── ENTRIES ──
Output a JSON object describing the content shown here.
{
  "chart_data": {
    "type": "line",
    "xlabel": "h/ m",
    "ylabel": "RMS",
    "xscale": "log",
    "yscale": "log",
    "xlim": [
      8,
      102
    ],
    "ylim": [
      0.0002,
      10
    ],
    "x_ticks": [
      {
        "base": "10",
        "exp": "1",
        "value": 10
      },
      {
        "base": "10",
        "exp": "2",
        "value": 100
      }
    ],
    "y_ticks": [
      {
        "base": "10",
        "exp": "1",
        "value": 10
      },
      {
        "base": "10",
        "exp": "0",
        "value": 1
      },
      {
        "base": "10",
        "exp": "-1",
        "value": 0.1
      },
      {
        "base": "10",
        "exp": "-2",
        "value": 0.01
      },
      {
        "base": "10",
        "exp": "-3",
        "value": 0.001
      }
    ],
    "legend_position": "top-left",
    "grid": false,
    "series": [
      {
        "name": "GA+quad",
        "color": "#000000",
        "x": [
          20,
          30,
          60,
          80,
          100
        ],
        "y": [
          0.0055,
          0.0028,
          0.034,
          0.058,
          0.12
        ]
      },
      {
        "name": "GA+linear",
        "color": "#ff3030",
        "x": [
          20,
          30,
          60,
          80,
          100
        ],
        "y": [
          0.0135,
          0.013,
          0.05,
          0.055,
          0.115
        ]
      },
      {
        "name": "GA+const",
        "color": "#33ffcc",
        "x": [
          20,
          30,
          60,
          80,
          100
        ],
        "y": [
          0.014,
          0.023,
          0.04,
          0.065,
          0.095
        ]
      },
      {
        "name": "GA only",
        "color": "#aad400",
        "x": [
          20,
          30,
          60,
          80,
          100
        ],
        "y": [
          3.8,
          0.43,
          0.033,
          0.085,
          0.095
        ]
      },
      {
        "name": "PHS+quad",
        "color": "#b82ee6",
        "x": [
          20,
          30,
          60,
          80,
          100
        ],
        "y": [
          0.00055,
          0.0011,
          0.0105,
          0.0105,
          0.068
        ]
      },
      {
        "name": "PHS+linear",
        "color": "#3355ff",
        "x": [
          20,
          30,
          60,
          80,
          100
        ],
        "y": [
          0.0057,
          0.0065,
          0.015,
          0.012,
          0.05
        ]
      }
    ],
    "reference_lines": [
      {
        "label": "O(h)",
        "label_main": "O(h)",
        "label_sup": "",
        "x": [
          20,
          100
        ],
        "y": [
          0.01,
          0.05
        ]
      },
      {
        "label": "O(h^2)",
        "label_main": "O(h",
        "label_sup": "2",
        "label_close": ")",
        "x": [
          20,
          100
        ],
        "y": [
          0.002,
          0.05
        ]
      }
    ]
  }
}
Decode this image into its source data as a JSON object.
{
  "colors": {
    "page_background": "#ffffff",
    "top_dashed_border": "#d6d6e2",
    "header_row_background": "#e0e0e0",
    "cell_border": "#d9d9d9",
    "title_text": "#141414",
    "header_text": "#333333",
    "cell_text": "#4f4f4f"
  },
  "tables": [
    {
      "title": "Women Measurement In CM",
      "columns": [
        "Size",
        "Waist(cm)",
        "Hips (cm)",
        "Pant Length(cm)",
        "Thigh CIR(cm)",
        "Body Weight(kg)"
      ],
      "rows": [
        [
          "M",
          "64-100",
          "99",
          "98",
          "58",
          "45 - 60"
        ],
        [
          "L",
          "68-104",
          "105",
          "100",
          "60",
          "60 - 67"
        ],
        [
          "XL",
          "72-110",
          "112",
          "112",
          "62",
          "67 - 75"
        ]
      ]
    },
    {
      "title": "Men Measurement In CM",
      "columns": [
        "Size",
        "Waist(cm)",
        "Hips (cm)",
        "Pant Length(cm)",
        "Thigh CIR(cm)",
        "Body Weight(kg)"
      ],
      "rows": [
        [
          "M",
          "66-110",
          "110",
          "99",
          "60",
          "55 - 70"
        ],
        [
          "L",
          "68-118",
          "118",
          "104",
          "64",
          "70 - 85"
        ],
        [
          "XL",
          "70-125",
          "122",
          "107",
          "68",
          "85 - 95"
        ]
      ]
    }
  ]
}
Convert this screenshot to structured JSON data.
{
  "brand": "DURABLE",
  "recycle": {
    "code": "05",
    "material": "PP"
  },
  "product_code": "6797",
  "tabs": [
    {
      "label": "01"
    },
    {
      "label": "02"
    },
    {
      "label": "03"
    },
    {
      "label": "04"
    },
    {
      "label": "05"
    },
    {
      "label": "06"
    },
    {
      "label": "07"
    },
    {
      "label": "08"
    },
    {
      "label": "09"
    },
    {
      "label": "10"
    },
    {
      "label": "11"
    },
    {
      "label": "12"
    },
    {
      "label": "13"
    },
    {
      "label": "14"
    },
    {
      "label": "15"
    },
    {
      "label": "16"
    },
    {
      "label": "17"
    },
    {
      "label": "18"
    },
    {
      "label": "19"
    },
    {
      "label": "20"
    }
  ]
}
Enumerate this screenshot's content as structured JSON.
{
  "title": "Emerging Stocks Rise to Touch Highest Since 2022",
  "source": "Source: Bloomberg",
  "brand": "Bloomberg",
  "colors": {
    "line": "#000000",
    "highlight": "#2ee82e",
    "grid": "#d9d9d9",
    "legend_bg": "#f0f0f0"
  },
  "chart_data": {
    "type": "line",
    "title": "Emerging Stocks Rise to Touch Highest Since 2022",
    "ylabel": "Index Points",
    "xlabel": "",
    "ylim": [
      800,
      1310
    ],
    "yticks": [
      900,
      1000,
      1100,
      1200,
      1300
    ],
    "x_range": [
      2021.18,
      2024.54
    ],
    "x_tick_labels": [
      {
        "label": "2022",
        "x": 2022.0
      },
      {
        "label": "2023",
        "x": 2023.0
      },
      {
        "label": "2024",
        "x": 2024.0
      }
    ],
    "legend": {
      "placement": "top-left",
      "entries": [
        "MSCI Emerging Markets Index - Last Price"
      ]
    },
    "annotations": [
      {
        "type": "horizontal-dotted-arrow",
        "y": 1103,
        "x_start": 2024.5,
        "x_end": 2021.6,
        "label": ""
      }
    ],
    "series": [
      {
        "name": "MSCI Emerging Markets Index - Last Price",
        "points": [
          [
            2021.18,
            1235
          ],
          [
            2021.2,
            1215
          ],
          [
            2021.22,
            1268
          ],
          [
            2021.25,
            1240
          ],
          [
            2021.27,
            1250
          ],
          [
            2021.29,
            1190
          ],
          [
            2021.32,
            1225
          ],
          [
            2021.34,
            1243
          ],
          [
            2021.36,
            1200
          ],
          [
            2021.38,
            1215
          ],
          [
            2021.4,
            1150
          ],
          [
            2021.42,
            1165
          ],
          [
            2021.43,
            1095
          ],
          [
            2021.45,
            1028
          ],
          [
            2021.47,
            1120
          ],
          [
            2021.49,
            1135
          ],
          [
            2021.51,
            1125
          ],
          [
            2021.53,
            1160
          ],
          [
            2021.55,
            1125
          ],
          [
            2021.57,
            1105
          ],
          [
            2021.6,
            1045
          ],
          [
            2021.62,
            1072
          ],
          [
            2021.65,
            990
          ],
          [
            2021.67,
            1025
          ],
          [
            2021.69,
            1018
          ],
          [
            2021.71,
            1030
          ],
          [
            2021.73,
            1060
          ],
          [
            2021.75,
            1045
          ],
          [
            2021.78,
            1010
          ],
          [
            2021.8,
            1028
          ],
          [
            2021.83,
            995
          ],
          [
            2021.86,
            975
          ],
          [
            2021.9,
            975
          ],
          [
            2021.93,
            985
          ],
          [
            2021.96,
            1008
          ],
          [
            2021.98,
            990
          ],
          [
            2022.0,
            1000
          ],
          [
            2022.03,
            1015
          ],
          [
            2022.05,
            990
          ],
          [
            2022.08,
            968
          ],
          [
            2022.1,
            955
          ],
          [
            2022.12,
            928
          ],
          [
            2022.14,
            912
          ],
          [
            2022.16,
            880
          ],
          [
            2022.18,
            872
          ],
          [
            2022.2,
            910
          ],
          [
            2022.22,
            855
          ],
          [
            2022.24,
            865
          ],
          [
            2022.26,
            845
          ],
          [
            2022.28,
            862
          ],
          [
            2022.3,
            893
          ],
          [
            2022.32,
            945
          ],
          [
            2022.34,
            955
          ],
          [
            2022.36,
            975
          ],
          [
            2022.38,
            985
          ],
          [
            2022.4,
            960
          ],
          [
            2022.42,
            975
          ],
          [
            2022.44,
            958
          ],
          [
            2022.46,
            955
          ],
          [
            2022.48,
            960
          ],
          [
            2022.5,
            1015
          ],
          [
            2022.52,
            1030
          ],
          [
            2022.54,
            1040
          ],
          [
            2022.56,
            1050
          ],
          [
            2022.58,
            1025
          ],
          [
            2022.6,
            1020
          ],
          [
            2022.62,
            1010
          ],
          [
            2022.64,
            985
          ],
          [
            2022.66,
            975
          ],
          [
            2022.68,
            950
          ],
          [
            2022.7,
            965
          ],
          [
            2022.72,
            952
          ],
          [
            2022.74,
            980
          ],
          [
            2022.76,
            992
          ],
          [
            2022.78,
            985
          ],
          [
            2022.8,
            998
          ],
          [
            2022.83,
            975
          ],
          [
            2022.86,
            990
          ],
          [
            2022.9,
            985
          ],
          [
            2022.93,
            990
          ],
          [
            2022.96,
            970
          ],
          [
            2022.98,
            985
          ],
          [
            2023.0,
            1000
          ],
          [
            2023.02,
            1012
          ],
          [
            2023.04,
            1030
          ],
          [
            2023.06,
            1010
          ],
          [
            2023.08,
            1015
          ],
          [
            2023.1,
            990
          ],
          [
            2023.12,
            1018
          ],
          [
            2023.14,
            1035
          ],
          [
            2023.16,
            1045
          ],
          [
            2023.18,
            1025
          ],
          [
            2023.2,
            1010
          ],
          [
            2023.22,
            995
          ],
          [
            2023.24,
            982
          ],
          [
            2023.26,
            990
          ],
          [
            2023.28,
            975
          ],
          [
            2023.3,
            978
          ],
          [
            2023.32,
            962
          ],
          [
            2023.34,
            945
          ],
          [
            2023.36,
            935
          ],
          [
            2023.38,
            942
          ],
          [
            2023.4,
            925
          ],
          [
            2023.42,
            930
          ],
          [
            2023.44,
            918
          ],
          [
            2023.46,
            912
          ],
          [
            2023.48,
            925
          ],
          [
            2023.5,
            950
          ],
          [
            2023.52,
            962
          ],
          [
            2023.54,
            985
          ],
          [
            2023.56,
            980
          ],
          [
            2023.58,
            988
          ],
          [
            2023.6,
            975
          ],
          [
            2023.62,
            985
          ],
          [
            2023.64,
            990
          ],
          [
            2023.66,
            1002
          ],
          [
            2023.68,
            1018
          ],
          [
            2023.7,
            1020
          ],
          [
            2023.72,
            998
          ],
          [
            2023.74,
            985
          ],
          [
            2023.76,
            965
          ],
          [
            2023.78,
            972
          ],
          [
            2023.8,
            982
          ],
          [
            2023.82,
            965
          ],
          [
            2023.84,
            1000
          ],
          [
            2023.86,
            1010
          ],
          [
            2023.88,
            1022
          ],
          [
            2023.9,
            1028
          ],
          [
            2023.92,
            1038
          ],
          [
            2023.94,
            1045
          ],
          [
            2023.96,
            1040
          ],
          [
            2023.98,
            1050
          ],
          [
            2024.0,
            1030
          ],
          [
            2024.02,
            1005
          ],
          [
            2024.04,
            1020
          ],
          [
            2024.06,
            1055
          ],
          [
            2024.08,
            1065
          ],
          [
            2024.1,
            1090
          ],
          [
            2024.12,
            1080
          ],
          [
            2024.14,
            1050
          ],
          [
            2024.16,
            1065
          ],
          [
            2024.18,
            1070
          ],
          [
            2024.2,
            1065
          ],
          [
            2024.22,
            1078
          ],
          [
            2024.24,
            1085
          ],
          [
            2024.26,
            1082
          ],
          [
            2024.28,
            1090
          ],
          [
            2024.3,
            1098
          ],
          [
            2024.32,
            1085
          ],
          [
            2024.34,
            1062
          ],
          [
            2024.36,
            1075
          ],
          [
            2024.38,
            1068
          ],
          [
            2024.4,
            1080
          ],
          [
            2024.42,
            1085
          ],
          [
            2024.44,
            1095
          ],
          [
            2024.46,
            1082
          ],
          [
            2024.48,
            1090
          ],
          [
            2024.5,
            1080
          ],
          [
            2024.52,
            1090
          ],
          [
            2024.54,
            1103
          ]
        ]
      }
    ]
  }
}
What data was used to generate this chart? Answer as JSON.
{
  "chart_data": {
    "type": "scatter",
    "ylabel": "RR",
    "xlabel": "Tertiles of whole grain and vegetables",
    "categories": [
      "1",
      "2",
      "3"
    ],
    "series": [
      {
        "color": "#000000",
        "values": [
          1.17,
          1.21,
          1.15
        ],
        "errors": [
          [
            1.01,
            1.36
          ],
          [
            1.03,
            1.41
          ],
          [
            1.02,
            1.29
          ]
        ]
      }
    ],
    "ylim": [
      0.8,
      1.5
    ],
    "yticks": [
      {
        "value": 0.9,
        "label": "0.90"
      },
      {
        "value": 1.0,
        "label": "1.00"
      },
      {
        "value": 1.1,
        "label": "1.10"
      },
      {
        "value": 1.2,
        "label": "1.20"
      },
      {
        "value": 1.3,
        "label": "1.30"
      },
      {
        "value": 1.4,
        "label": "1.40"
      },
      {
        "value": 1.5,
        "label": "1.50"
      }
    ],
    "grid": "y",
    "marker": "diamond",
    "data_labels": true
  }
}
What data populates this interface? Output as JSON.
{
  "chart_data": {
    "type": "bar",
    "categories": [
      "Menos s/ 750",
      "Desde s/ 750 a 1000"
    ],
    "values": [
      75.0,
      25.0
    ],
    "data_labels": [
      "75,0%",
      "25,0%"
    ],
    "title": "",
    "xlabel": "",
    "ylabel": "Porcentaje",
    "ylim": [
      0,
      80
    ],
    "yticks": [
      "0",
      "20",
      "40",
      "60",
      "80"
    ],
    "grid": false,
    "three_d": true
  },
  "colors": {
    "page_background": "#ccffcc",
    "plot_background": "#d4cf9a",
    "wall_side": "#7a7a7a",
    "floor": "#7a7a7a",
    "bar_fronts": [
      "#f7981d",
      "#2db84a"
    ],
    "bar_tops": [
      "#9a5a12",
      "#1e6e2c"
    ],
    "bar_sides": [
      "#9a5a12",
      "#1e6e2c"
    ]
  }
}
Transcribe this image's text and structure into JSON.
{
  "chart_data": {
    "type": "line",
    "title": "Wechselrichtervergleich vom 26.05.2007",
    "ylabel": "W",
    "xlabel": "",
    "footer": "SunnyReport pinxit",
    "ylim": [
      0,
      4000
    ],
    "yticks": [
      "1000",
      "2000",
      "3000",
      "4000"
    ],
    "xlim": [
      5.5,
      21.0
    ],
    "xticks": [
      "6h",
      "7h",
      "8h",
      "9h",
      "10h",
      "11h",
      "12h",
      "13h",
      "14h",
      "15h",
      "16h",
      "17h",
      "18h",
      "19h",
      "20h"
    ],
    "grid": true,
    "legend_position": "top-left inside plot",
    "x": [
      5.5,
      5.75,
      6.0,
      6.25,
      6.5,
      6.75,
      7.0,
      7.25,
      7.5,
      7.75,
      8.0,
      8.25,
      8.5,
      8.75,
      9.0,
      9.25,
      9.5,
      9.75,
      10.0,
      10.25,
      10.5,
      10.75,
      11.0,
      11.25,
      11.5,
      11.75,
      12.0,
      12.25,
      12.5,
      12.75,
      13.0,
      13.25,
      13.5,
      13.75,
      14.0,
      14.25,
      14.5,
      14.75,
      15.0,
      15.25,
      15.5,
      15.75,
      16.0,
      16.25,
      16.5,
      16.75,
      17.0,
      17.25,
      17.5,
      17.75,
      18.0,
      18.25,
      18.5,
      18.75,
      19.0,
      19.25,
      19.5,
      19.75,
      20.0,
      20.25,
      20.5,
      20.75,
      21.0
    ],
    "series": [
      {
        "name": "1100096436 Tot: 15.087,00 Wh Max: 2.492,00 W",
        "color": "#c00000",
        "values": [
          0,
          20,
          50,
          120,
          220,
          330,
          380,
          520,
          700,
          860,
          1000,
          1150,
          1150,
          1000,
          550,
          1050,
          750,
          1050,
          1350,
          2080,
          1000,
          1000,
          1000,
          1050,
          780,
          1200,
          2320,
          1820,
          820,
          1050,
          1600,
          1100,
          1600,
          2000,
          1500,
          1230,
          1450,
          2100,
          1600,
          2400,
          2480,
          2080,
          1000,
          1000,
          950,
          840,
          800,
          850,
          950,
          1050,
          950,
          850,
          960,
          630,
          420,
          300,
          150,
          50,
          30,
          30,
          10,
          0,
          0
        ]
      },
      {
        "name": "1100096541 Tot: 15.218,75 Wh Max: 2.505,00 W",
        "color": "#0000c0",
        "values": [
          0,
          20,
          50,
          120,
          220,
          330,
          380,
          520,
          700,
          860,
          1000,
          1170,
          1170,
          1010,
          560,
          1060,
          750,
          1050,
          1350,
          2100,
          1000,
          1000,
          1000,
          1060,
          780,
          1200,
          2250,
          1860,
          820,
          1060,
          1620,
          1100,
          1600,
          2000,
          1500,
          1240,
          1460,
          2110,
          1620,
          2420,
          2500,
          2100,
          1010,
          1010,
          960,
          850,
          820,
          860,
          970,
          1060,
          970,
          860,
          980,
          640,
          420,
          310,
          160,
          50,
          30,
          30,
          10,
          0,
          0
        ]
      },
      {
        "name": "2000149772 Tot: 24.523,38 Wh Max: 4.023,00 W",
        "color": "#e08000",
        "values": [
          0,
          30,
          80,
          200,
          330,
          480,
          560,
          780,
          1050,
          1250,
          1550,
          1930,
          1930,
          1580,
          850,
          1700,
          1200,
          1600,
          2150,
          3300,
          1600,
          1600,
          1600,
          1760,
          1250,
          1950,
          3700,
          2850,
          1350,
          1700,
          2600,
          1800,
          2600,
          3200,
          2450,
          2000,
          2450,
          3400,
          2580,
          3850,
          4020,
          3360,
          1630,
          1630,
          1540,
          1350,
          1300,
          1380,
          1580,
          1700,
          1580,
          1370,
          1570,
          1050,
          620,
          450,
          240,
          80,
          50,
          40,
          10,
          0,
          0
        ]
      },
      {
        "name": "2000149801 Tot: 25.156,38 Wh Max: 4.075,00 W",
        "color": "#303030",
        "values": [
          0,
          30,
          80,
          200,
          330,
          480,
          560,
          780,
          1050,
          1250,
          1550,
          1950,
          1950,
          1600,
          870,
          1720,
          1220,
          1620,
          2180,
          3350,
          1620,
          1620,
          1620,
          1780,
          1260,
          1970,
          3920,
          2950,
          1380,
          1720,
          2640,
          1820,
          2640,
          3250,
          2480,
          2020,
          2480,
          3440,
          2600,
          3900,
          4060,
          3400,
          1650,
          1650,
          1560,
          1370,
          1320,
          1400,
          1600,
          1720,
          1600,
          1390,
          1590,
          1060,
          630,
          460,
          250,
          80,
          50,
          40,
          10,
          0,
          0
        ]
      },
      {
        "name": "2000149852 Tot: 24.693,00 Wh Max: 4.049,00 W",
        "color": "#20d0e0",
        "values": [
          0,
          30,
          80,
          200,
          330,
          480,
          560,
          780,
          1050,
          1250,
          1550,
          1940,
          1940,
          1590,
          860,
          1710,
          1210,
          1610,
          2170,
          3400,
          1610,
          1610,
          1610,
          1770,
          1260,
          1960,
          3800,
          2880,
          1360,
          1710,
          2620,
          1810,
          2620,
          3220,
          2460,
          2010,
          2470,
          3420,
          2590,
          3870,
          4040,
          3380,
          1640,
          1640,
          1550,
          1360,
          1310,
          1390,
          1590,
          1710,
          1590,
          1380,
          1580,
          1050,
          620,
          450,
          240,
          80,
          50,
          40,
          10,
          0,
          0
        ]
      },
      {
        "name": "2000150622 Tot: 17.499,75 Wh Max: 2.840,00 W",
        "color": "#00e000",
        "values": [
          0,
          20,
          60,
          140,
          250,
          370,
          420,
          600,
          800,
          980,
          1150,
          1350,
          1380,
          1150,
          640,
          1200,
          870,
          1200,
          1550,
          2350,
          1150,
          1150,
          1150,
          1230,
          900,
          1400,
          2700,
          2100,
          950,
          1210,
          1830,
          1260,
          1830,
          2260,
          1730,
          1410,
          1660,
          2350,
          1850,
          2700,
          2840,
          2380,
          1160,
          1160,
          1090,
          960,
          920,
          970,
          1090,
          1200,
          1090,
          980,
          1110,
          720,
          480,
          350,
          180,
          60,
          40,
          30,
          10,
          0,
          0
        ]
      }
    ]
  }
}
───
## EXERCISE
In the records above, collect each line with "What".

## FULL SOLUTION
What data was used to generate this chart? Answer as JSON.
What data populates this interface? Output as JSON.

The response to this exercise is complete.